======== Input data

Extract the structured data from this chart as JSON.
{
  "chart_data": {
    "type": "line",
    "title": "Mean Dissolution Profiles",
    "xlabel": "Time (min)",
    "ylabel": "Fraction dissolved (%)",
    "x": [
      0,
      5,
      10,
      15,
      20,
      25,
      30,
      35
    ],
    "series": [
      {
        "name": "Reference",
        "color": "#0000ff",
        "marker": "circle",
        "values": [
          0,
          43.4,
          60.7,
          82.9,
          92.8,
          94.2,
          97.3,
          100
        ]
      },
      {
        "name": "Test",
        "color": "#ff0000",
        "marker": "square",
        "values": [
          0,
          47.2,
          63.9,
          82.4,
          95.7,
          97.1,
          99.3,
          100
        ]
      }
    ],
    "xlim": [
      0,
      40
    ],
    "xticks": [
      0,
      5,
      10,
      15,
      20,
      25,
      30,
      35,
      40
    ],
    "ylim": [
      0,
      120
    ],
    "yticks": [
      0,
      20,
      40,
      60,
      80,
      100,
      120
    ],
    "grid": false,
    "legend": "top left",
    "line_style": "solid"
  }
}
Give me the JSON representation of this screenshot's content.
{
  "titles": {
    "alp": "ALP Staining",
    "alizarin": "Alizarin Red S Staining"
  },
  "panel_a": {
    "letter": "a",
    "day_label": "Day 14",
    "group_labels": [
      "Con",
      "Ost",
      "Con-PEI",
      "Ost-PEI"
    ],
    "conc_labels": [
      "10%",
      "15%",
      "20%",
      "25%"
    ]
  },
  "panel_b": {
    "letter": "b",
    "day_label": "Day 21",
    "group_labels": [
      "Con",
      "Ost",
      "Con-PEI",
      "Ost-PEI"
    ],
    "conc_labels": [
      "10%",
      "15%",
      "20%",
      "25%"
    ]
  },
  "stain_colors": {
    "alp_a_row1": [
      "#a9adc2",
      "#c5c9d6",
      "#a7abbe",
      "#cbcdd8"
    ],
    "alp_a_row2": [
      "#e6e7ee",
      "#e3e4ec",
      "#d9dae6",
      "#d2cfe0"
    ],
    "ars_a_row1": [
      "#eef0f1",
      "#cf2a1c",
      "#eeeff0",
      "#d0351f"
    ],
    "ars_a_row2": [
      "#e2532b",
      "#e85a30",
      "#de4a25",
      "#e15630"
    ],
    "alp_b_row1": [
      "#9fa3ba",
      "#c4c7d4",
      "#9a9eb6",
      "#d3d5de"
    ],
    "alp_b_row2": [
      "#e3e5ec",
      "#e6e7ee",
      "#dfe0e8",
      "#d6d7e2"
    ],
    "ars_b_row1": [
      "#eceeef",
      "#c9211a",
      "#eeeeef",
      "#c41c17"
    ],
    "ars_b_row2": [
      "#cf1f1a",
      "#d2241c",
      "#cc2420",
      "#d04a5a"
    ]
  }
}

================

Task prompt: Sift the material for lines with the string "JSON". Copy each one found.

Task result:
Extract the structured data from this chart as JSON.
Give me the JSON representation of this screenshot's content.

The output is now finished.